- DESCRIPTION OF THE TASK
Every entry must be duplicated precisely as written.

-- start --

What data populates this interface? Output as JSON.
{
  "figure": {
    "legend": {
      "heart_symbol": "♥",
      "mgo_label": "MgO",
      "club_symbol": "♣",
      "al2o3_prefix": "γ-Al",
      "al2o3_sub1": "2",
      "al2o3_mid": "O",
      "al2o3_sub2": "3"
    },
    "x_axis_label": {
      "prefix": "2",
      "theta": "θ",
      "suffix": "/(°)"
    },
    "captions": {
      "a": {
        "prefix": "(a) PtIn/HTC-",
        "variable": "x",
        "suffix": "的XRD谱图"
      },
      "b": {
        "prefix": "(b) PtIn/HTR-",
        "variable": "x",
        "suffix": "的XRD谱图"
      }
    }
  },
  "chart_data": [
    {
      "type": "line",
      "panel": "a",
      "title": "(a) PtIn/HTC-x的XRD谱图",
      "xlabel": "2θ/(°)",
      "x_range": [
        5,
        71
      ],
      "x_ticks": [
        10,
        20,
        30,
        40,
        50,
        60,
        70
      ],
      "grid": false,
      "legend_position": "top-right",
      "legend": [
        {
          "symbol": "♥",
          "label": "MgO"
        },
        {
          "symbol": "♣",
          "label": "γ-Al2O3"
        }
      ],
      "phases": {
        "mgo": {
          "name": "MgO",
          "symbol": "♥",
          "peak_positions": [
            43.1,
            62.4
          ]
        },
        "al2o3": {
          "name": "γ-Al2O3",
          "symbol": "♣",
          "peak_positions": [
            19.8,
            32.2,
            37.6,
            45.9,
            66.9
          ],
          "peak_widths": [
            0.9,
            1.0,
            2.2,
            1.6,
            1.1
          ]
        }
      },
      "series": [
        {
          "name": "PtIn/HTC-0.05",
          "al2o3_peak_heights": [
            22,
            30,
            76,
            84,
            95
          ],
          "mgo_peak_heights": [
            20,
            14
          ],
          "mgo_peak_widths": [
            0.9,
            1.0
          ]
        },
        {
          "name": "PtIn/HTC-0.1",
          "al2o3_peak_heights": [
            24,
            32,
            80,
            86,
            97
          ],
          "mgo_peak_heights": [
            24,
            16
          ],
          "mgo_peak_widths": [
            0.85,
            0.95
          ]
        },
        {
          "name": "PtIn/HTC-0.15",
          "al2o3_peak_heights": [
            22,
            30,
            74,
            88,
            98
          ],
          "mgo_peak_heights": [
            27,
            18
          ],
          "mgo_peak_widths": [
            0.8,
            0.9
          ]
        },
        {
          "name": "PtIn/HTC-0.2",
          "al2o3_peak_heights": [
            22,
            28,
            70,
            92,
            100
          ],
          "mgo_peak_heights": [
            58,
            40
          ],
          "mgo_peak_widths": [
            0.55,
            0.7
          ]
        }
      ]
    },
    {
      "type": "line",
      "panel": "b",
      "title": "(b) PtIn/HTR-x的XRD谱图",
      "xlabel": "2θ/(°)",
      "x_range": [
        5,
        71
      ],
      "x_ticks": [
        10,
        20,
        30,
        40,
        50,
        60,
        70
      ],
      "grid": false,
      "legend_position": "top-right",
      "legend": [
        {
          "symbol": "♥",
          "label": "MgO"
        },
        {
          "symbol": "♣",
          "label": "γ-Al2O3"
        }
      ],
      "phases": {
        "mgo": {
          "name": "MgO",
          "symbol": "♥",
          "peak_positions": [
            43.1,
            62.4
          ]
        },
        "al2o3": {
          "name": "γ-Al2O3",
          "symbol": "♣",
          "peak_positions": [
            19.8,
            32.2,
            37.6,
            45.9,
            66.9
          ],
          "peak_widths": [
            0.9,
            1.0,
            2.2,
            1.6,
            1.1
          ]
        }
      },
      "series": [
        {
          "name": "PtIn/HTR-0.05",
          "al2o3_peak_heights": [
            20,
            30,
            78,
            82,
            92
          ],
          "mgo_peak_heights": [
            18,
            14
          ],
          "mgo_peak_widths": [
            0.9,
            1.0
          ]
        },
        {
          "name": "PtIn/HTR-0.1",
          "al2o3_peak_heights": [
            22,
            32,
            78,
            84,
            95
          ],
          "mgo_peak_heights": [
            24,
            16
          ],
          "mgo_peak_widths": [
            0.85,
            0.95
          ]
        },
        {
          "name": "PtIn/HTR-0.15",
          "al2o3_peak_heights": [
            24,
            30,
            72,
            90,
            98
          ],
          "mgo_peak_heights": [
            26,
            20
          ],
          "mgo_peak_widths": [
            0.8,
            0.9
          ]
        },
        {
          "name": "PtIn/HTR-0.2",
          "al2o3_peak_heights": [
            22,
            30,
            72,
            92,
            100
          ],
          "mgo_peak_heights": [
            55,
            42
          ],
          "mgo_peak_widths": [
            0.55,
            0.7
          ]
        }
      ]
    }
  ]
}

-- end --

- EXERCISE ANSWER
What data populates this interface? Output as JSON.
{
  "figure": {
    "legend": {
      "heart_symbol": "♥",
      "mgo_label": "MgO",
      "club_symbol": "♣",
      "al2o3_prefix": "γ-Al",
      "al2o3_sub1": "2",
      "al2o3_mid": "O",
      "al2o3_sub2": "3"
    },
    "x_axis_label": {
      "prefix": "2",
      "theta": "θ",
      "suffix": "/(°)"
    },
    "captions": {
      "a": {
        "prefix": "(a) PtIn/HTC-",
        "variable": "x",
        "suffix": "的XRD谱图"
      },
      "b": {
        "prefix": "(b) PtIn/HTR-",
        "variable": "x",
        "suffix": "的XRD谱图"
      }
    }
  },
  "chart_data": [
    {
      "type": "line",
      "panel": "a",
      "title": "(a) PtIn/HTC-x的XRD谱图",
      "xlabel": "2θ/(°)",
      "x_range": [
        5,
        71
      ],
      "x_ticks": [
        10,
        20,
        30,
        40,
        50,
        60,
        70
      ],
      "grid": false,
      "legend_position": "top-right",
      "legend": [
        {
          "symbol": "♥",
          "label": "MgO"
        },
        {
          "symbol": "♣",
          "label": "γ-Al2O3"
        }
      ],
      "phases": {
        "mgo": {
          "name": "MgO",
          "symbol": "♥",
          "peak_positions": [
            43.1,
            62.4
          ]
        },
        "al2o3": {
          "name": "γ-Al2O3",
          "symbol": "♣",
          "peak_positions": [
            19.8,
            32.2,
            37.6,
            45.9,
            66.9
          ],
          "peak_widths": [
            0.9,
            1.0,
            2.2,
            1.6,
            1.1
          ]
        }
      },
      "series": [
        {
          "name": "PtIn/HTC-0.05",
          "al2o3_peak_heights": [
            22,
            30,
            76,
            84,
            95
          ],
          "mgo_peak_heights": [
            20,
            14
          ],
          "mgo_peak_widths": [
            0.9,
            1.0
          ]
        },
        {
          "name": "PtIn/HTC-0.1",
          "al2o3_peak_heights": [
            24,
            32,
            80,
            86,
            97
          ],
          "mgo_peak_heights": [
            24,
            16
          ],
          "mgo_peak_widths": [
            0.85,
            0.95
          ]
        },
        {
          "name": "PtIn/HTC-0.15",
          "al2o3_peak_heights": [
            22,
            30,
            74,
            88,
            98
          ],
          "mgo_peak_heights": [
            27,
            18
          ],
          "mgo_peak_widths": [
            0.8,
            0.9
          ]
        },
        {
          "name": "PtIn/HTC-0.2",
          "al2o3_peak_heights": [
            22,
            28,
            70,
            92,
            100
          ],
          "mgo_peak_heights": [
            58,
            40
          ],
          "mgo_peak_widths": [
            0.55,
            0.7
          ]
        }
      ]
    },
    {
      "type": "line",
      "panel": "b",
      "title": "(b) PtIn/HTR-x的XRD谱图",
      "xlabel": "2θ/(°)",
      "x_range": [
        5,
        71
      ],
      "x_ticks": [
        10,
        20,
        30,
        40,
        50,
        60,
        70
      ],
      "grid": false,
      "legend_position": "top-right",
      "legend": [
        {
          "symbol": "♥",
          "label": "MgO"
        },
        {
          "symbol": "♣",
          "label": "γ-Al2O3"
        }
      ],
      "phases": {
        "mgo": {
          "name": "MgO",
          "symbol": "♥",
          "peak_positions": [
            43.1,
            62.4
          ]
        },
        "al2o3": {
          "name": "γ-Al2O3",
          "symbol": "♣",
          "peak_positions": [
            19.8,
            32.2,
            37.6,
            45.9,
            66.9
          ],
          "peak_widths": [
            0.9,
            1.0,
            2.2,
            1.6,
            1.1
          ]
        }
      },
      "series": [
        {
          "name": "PtIn/HTR-0.05",
          "al2o3_peak_heights": [
            20,
            30,
            78,
            82,
            92
          ],
          "mgo_peak_heights": [
            18,
            14
          ],
          "mgo_peak_widths": [
            0.9,
            1.0
          ]
        },
        {
          "name": "PtIn/HTR-0.1",
          "al2o3_peak_heights": [
            22,
            32,
            78,
            84,
            95
          ],
          "mgo_peak_heights": [
            24,
            16
          ],
          "mgo_peak_widths": [
            0.85,
            0.95
          ]
        },
        {
          "name": "PtIn/HTR-0.15",
          "al2o3_peak_heights": [
            24,
            30,
            72,
            90,
            98
          ],
          "mgo_peak_heights": [
            26,
            20
          ],
          "mgo_peak_widths": [
            0.8,
            0.9
          ]
        },
        {
          "name": "PtIn/HTR-0.2",
          "al2o3_peak_heights": [
            22,
            30,
            72,
            92,
            100
          ],
          "mgo_peak_heights": [
            55,
            42
          ],
          "mgo_peak_widths": [
            0.55,
            0.7
          ]
        }
      ]
    }
  ]
}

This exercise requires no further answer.